* _Task to carry out_
Provide nothing beyond the count of lines that include the string "JSON".

Figure record extracts
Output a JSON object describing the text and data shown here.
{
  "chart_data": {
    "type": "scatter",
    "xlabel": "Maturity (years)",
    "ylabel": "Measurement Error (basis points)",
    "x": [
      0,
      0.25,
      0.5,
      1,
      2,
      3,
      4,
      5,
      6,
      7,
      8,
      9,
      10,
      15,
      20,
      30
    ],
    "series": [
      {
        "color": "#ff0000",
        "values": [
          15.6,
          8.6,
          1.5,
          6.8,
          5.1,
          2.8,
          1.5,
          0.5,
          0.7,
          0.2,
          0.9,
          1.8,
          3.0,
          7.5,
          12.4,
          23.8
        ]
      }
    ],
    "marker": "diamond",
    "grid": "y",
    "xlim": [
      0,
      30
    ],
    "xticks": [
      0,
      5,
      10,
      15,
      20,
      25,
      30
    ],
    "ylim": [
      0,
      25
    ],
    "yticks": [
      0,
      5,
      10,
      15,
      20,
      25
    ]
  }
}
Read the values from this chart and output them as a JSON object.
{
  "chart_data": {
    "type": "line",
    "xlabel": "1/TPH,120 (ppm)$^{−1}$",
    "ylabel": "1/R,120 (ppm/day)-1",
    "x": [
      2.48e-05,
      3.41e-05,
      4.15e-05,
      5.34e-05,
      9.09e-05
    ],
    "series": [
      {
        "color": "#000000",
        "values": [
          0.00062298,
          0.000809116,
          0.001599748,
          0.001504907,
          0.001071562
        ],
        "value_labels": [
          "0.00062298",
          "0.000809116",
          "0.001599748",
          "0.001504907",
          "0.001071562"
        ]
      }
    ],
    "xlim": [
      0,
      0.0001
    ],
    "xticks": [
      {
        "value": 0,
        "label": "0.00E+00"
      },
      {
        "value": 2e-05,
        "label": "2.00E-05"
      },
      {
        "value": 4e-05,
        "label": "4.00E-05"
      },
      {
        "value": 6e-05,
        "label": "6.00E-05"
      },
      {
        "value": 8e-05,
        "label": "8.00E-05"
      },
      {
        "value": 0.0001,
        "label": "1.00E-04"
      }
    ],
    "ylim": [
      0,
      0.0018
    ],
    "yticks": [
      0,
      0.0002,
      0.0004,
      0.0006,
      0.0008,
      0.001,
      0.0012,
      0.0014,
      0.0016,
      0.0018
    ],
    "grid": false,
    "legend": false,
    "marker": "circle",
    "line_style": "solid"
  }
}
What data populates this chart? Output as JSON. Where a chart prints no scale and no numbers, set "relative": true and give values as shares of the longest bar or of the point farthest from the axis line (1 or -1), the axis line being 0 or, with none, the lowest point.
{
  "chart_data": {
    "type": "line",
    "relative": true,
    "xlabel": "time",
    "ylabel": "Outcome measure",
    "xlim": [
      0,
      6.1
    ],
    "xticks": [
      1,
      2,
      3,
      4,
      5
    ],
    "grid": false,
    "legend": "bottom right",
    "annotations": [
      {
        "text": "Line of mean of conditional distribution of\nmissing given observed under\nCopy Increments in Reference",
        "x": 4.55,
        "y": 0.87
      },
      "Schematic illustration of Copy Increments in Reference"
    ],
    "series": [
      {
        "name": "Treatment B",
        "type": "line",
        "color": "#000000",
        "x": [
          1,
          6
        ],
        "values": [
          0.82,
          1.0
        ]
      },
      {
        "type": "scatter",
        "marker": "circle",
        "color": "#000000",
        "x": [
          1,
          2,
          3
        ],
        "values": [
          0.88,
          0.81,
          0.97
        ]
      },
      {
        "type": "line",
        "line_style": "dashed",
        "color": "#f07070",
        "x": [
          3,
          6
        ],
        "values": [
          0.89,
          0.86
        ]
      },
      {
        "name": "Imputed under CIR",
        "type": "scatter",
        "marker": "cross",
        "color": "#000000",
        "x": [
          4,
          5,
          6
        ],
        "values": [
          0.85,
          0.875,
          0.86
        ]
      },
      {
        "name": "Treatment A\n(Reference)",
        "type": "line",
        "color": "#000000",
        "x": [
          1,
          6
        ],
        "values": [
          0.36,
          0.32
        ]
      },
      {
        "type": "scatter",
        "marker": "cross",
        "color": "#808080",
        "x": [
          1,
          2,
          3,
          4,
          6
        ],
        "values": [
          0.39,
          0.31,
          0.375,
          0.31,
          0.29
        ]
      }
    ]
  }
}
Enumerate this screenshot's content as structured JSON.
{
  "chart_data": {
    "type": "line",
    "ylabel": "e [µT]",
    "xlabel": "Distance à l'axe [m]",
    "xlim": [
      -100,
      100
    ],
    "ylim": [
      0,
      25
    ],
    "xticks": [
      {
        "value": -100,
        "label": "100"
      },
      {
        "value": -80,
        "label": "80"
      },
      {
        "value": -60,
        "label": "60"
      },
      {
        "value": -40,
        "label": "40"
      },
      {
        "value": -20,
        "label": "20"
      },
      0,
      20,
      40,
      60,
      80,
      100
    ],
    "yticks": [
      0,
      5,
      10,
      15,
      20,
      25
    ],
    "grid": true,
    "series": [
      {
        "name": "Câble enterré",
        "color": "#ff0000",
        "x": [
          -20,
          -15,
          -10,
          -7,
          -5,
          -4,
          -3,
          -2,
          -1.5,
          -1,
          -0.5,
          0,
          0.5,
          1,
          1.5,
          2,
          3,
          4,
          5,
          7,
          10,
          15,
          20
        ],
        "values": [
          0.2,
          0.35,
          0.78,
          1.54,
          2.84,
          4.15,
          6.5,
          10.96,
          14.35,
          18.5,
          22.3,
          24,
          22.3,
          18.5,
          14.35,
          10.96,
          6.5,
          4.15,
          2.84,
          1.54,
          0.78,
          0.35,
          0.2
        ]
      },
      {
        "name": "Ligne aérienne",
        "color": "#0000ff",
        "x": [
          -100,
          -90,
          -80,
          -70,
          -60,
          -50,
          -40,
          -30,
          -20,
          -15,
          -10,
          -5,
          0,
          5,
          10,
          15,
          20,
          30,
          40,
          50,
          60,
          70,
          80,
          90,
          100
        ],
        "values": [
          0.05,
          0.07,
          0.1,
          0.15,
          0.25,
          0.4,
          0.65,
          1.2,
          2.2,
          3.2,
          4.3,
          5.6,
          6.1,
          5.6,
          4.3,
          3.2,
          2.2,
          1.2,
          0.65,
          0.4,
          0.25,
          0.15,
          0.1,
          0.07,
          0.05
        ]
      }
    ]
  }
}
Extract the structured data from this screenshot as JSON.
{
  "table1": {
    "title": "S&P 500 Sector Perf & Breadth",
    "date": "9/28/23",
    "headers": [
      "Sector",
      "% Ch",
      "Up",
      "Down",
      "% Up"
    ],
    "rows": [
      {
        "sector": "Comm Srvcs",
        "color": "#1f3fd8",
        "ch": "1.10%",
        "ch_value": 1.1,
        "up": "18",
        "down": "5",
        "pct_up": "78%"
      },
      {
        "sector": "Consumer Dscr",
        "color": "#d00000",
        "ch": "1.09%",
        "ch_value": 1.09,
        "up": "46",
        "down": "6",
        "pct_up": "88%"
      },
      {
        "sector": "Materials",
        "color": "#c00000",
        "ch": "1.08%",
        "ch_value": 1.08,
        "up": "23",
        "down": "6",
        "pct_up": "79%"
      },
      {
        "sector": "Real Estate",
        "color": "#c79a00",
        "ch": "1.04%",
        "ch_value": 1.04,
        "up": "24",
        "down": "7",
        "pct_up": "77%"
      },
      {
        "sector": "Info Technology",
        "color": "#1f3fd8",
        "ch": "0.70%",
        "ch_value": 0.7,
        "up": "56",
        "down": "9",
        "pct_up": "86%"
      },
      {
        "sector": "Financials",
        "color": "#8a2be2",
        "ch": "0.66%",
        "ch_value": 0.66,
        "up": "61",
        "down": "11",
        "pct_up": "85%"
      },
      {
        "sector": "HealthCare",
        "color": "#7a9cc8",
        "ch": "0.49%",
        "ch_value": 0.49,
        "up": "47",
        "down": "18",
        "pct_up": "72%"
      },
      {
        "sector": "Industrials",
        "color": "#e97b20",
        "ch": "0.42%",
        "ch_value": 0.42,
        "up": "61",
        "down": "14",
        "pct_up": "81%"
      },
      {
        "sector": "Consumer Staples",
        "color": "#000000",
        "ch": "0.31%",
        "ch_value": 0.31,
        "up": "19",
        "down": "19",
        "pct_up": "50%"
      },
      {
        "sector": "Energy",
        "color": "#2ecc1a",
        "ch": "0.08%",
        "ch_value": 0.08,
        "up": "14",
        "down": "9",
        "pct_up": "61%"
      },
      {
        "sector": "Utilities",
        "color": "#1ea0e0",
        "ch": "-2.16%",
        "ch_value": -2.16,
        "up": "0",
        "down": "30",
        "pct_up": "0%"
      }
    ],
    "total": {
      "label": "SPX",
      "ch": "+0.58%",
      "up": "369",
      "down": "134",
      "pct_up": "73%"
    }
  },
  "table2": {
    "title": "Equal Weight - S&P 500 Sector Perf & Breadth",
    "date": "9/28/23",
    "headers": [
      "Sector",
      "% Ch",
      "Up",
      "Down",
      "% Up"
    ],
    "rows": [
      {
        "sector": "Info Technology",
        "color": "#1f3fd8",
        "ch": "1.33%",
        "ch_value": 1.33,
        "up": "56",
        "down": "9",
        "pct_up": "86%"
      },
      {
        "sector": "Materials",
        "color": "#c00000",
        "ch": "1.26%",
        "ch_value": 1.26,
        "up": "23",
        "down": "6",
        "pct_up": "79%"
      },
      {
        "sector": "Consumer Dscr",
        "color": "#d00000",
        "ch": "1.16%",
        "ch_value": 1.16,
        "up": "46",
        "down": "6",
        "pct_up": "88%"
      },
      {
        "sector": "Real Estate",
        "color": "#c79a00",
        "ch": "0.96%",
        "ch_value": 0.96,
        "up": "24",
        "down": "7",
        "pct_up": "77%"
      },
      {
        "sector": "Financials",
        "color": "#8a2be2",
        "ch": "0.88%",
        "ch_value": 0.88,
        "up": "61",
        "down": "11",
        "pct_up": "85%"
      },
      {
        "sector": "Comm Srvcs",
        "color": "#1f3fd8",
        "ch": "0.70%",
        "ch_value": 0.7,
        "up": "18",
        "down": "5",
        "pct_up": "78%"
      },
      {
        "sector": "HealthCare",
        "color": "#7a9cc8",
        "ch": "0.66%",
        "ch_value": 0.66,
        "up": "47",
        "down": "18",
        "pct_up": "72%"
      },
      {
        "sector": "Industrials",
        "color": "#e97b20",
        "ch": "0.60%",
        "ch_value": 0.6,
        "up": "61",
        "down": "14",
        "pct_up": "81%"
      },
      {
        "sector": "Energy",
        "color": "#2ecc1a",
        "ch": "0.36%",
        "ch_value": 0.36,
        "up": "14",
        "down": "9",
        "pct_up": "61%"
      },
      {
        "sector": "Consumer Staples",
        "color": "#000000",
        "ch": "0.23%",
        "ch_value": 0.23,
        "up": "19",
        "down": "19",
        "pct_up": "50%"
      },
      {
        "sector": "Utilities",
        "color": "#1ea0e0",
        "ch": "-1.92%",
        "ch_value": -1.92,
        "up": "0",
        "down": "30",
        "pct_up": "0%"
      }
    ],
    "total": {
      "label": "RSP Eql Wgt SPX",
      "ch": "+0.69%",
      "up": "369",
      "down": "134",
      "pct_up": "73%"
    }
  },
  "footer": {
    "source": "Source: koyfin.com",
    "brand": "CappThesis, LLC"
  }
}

* _Completed task_
5